> 小练习 A
根据下面的文章回答：
(i) 作者自己的解法是什么复杂度？
(ii) 第二段代码里，当 col[i] 为奇数时，res 加上的是什么？
(iii) 两段代码中，用来记录各行加一次数的数组叫什么名字？

> 文章
◆ ◆ ◆ ◆
给一个2d数组, 里面是横竖的index, 求在index上+1后matrix的奇数个数. 这个题我看有O(n)解法, 我自己做的是n^2

class Solution {
    public int oddCells(int n, int m, int[][] indices) {
        int[] row = new int[n];
        int[] col = new int[m];
        for(int[] i : indices) {
            row[i[0]]++;
            col[i[1]]++;
        }
        int count = 0;
        for(int i = 0; i < n; i++) {
            for(int j = 0; j < m; j++){
                if((row[i]+col[j]) % 2 != 0)
                    count++;
            }
        }
        return count;
    }
}

class Solution {
    public int oddCells(int n, int m, int[][] indices) {
        int[] row = new int[n];
        int[] col = new int[m];
        for(int[] i : indices) {
            row[i[0]]++;
            col[i[1]]++;
        }
        int count = 0;
        for(int i = 0; i < n; i++) {
            if(row[i] % 2 != 0) // if odd
                count++;
        }
        int res = 0;
        for(int i = 0; i < m; i++) {
            if(col[i] % 2 != 0) // if odd
                res += (n - count); // odd + odd = even
            else
                res += count;// odd + even = odd
        }
        return res;
    }
}
◆ ◆ ◆ ◆
> 待处理数据
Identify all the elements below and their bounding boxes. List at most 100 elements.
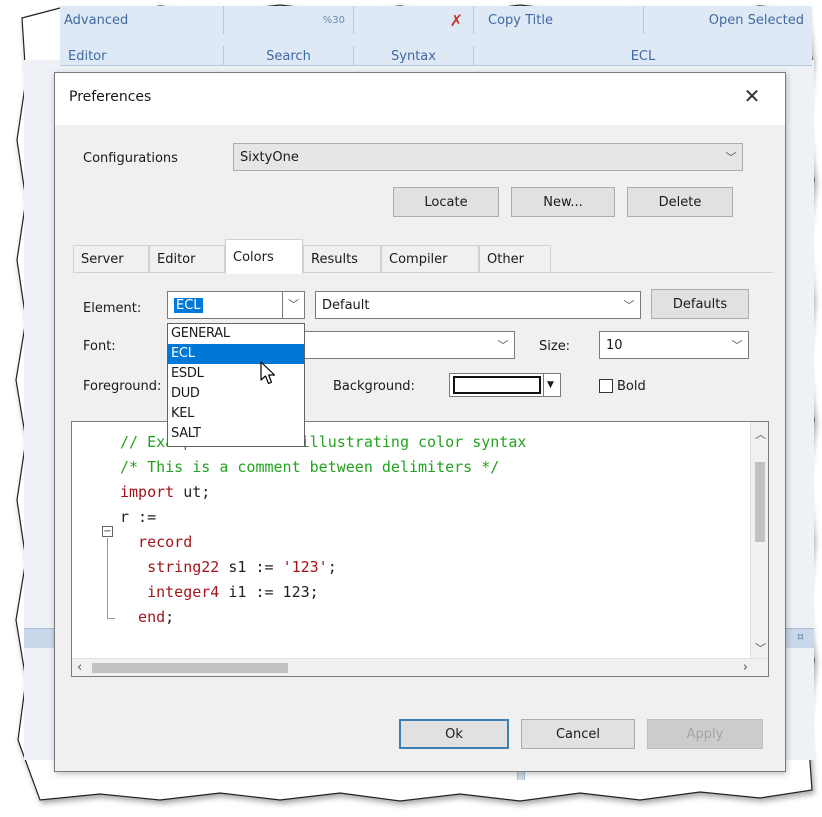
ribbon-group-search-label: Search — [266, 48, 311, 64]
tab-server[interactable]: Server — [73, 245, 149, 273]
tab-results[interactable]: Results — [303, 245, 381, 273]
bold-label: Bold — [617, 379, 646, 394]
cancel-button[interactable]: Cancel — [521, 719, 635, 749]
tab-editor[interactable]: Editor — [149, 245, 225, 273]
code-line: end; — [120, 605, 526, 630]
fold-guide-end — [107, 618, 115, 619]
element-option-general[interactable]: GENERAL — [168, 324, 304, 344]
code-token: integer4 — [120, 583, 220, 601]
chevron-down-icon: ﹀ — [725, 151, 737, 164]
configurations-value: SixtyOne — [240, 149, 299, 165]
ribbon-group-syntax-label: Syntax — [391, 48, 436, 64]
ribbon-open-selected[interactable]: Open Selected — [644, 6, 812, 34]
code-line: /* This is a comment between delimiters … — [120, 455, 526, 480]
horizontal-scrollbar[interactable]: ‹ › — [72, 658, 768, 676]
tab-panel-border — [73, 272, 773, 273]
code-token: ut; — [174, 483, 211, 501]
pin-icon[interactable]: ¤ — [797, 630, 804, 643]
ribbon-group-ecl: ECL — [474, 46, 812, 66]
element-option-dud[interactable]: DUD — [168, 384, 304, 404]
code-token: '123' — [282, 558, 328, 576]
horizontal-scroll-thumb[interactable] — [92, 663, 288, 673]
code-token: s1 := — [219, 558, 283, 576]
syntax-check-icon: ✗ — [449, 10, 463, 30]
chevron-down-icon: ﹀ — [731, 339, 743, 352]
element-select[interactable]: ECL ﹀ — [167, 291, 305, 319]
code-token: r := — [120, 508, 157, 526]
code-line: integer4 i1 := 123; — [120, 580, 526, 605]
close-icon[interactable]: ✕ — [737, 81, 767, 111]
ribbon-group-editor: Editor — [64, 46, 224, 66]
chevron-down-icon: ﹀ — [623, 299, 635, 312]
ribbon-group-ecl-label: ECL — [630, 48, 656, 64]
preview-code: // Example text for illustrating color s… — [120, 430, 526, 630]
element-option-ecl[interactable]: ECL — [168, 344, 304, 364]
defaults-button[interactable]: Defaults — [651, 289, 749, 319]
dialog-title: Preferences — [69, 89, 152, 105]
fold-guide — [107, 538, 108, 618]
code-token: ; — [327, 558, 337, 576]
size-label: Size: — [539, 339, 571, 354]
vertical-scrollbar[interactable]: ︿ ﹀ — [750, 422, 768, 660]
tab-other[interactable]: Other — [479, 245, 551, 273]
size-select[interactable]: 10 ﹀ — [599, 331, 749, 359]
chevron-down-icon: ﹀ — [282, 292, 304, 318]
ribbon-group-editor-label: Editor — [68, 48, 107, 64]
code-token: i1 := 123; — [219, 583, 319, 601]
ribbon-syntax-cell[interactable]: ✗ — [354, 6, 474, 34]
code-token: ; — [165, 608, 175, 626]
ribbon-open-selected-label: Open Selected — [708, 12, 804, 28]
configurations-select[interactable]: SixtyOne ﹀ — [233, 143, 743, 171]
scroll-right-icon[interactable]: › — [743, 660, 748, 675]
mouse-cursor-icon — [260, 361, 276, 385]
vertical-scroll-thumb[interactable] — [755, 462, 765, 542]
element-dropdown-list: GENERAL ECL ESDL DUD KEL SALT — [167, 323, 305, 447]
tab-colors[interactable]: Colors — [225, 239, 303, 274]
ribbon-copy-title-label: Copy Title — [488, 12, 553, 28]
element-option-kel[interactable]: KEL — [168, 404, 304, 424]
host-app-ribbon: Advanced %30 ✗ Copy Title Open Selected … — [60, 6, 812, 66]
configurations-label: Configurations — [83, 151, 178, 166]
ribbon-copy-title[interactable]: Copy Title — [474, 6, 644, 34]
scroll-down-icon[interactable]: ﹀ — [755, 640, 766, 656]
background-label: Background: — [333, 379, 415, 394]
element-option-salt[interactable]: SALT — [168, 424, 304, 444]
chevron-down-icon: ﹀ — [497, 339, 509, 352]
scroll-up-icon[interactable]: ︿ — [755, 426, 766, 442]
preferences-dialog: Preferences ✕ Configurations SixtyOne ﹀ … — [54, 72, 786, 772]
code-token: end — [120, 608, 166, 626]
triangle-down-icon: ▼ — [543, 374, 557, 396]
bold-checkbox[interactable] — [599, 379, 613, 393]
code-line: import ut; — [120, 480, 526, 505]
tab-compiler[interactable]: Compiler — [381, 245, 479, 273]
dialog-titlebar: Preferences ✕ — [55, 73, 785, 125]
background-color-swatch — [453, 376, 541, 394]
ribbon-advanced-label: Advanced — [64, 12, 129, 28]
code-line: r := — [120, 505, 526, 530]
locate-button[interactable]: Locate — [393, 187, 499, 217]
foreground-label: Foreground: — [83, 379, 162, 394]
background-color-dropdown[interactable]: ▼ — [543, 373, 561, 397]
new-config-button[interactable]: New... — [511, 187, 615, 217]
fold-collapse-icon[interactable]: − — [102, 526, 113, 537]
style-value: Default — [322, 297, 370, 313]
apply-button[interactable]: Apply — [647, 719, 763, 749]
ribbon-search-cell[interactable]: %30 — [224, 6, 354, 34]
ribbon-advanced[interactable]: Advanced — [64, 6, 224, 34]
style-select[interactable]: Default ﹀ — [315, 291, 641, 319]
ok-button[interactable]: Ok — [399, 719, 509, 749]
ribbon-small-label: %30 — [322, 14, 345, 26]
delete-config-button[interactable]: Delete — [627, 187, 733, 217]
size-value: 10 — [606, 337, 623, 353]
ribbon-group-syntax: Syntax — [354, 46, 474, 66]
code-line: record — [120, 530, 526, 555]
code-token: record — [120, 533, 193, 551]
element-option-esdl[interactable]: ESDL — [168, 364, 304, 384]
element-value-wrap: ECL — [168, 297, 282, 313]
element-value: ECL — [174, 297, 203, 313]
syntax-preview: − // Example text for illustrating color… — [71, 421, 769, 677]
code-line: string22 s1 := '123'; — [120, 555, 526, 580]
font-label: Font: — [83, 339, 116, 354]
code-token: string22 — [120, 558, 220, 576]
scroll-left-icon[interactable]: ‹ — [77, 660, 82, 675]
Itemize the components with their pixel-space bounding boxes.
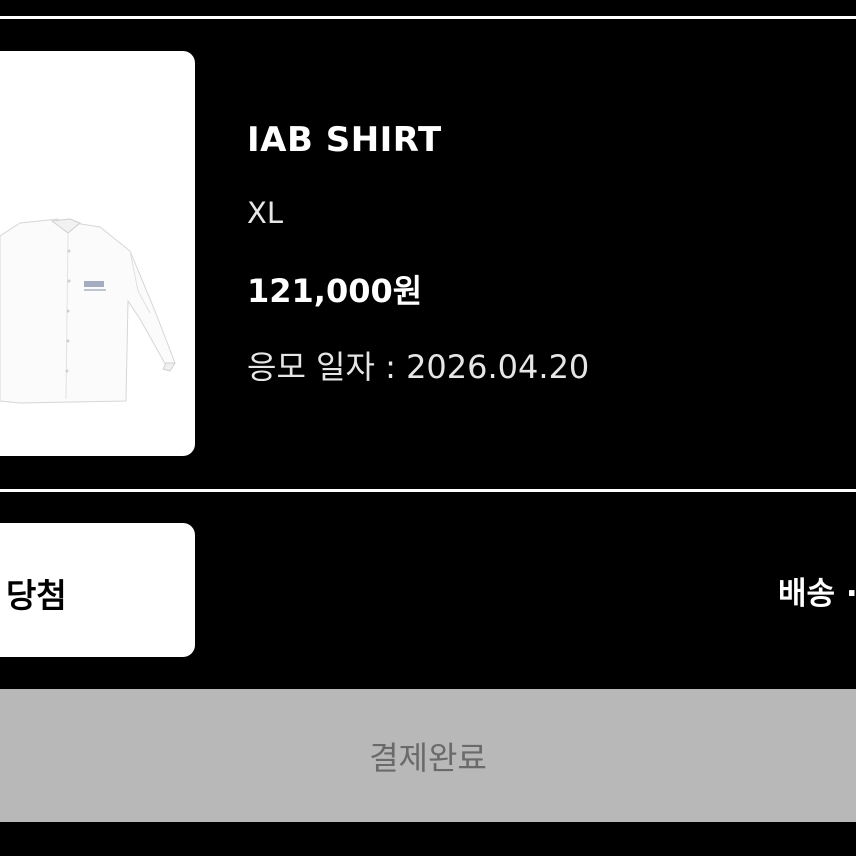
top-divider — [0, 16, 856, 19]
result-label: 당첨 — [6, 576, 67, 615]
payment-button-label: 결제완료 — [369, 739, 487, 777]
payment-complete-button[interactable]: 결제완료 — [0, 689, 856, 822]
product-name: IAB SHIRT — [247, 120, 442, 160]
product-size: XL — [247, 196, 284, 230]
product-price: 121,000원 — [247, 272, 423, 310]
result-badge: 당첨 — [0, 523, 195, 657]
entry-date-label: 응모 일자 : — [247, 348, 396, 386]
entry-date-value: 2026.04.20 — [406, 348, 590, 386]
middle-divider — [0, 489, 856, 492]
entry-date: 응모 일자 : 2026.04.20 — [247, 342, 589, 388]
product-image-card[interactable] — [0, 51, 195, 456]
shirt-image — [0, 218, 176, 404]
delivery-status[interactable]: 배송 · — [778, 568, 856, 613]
◆ ◆ ◆ ◆
> 小练习 B
请把上面清单中从含有"ribbon-group-search-label: Search —"的那一行到含有"cancel-button[interactable]: Cancel —"的那一行（首尾两行都算在内）整理成编号列表，空行不列入。

> 正确答案 A
(i) n^2
(ii) n - count
(iii) row

> 正确答案 B
1. ribbon-group-search-label: Search — [266, 48, 311, 64]
2. tab-server[interactable]: Server — [73, 245, 149, 273]
3. tab-results[interactable]: Results — [303, 245, 381, 273]
4. bold-label: Bold — [617, 379, 646, 394]
5. cancel-button[interactable]: Cancel — [521, 719, 635, 749]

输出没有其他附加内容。